(Stored data entries)
================================
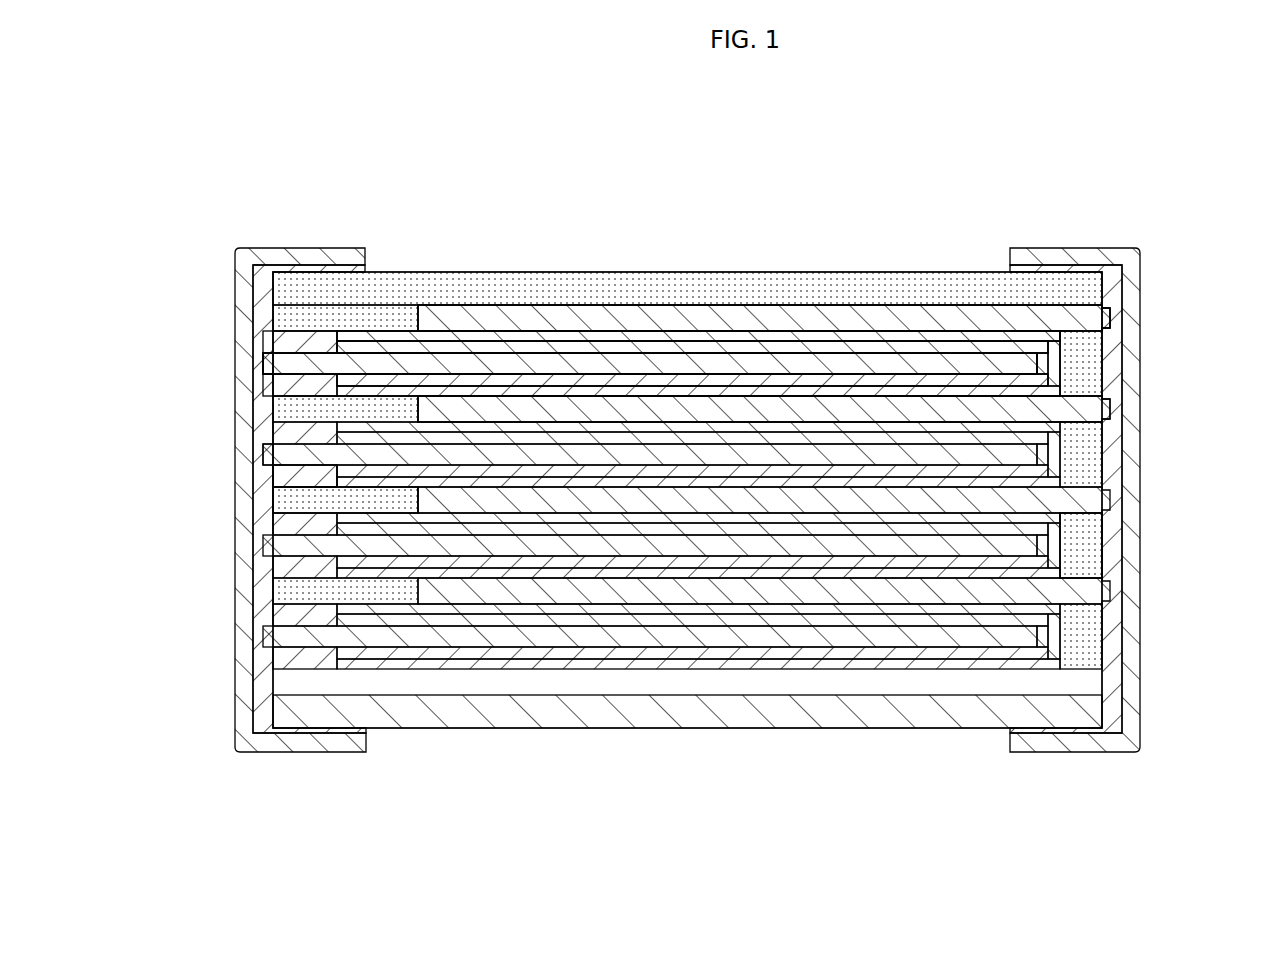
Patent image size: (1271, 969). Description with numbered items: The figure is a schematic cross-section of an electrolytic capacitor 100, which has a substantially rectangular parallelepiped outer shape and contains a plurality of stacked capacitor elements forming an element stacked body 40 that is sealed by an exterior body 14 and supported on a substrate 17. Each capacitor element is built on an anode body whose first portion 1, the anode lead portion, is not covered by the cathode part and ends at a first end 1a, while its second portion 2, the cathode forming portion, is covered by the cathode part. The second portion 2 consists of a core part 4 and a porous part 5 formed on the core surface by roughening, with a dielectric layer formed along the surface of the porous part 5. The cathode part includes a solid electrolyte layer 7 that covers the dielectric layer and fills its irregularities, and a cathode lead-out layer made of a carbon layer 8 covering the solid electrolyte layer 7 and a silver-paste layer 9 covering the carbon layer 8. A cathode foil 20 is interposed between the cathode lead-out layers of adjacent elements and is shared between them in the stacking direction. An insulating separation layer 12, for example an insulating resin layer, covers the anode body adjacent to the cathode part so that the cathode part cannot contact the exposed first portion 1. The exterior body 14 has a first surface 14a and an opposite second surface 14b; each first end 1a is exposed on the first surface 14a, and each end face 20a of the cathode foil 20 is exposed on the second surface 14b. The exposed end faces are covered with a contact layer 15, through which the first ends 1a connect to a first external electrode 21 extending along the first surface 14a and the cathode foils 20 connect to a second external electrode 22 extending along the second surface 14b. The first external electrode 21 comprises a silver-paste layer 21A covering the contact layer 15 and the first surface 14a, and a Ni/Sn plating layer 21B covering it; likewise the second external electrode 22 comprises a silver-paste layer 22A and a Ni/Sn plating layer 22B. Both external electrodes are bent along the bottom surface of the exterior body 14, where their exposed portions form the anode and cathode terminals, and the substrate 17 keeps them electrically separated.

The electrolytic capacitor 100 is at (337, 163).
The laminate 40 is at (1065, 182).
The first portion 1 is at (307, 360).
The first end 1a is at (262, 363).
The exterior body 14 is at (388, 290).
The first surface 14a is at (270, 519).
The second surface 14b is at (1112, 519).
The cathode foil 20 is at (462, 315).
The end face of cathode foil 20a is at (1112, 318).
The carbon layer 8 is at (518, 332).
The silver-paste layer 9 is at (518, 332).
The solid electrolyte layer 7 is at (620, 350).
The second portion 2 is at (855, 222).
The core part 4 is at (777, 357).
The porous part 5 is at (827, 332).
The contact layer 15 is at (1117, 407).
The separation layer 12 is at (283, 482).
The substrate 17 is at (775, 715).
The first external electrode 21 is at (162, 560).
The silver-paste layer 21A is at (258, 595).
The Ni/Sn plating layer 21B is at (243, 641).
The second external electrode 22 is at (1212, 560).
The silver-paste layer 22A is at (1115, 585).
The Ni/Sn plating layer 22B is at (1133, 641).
================================
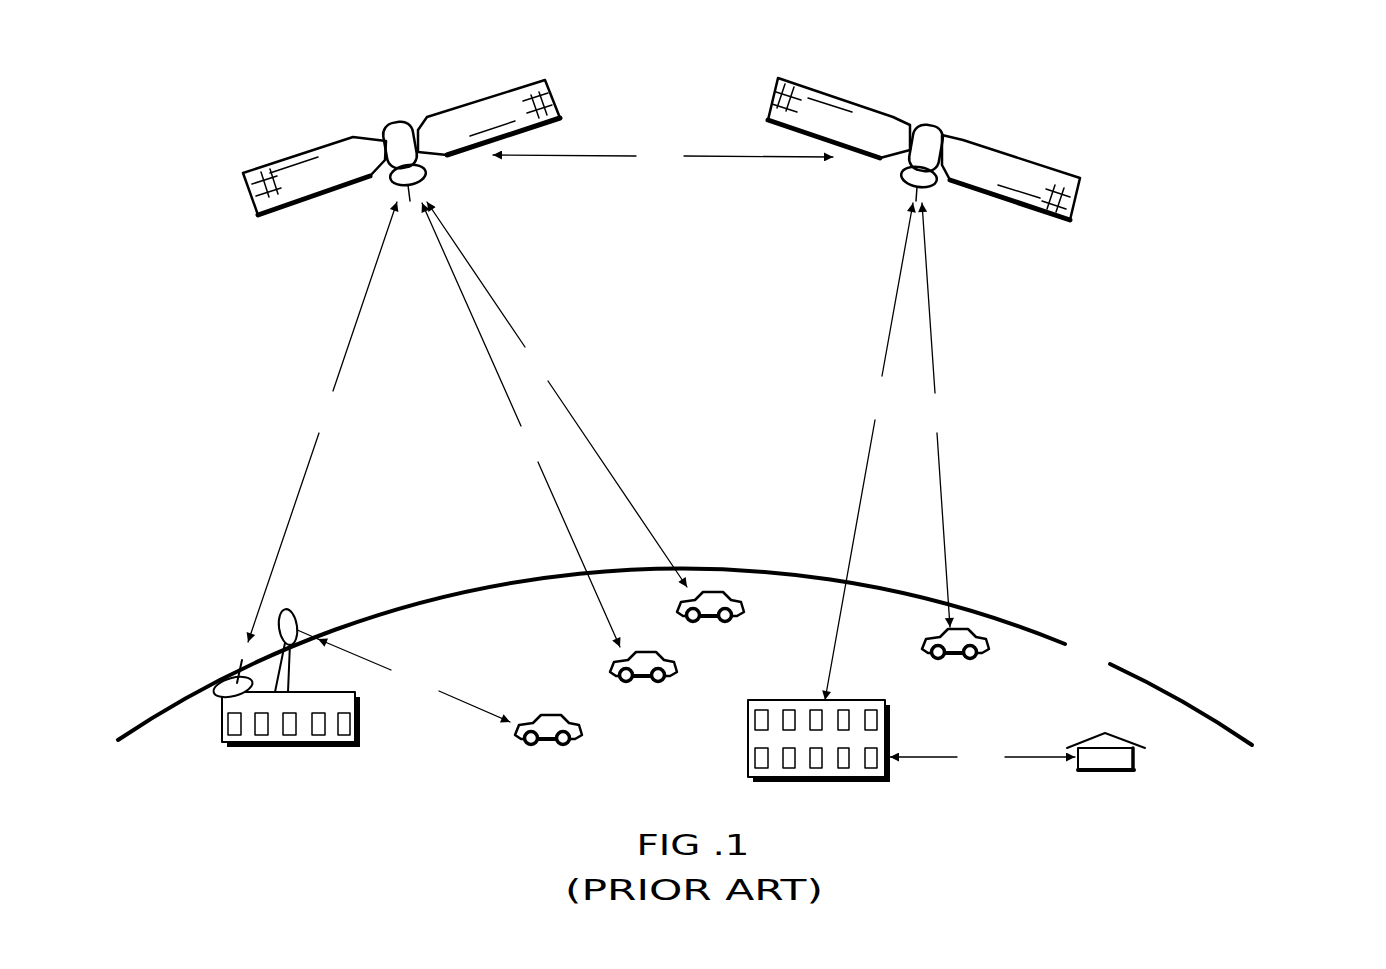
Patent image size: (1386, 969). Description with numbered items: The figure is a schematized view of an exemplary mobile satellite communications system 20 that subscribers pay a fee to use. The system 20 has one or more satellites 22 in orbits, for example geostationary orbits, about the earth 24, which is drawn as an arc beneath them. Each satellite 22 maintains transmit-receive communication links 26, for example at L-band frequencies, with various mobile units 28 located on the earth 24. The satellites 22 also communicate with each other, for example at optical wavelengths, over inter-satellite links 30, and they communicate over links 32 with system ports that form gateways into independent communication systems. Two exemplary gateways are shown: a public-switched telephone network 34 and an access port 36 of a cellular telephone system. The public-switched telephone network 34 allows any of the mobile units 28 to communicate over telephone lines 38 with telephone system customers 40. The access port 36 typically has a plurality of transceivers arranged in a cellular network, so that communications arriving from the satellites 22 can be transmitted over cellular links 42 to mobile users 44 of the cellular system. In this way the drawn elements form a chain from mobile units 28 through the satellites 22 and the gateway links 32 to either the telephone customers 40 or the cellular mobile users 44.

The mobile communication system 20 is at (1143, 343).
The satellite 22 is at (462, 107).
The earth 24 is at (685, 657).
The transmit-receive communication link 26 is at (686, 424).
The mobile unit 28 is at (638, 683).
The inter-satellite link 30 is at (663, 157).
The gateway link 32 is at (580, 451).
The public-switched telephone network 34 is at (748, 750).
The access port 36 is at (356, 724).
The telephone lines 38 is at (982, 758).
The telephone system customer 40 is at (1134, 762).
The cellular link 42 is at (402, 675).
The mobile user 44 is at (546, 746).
================================
Convert the listing from the line with "Patent image size: (1386, 969)." to the line with "The mobile user 44 is at (546, 746)." into a two-column CSV with the headers "prompt" and "response". Give one row per listing, with its text and its answer each in a single quoted field and line breaks replaced by spaces.

Solution for this problem -
prompt,response
"Patent image size: (1386, 969). Description with numbered items: The figure is a schematized view of an exemplary mobile satellite communications system 20 that subscribers pay a fee to use. The system 20 has one or more satellites 22 in orbits, for example geostationary orbits, about the earth 24, which is drawn as an arc beneath them. Each satellite 22 maintains transmit-receive communication links 26, for example at L-band frequencies, with various mobile units 28 located on the earth 24. The satellites 22 also communicate with each other, for example at optical wavelengths, over inter-satellite links 30, and they communicate over links 32 with system ports that form gateways into independent communication systems. Two exemplary gateways are shown: a public-switched telephone network 34 and an access port 36 of a cellular telephone system. The public-switched telephone network 34 allows any of the mobile units 28 to communicate over telephone lines 38 with telephone system customers 40. The access port 36 typically has a plurality of transceivers arranged in a cellular network, so that communications arriving from the satellites 22 can be transmitted over cellular links 42 to mobile users 44 of the cellular system. In this way the drawn elements form a chain from mobile units 28 through the satellites 22 and the gateway links 32 to either the telephone customers 40 or the cellular mobile users 44.","The mobile communication system 20 is at (1143, 343). The satellite 22 is at (462, 107). The earth 24 is at (685, 657). The transmit-receive communication link 26 is at (686, 424). The mobile unit 28 is at (638, 683). The inter-satellite link 30 is at (663, 157). The gateway link 32 is at (580, 451). The public-switched telephone network 34 is at (748, 750). The access port 36 is at (356, 724). The telephone lines 38 is at (982, 758). The telephone system customer 40 is at (1134, 762). The cellular link 42 is at (402, 675). The mobile user 44 is at (546, 746)."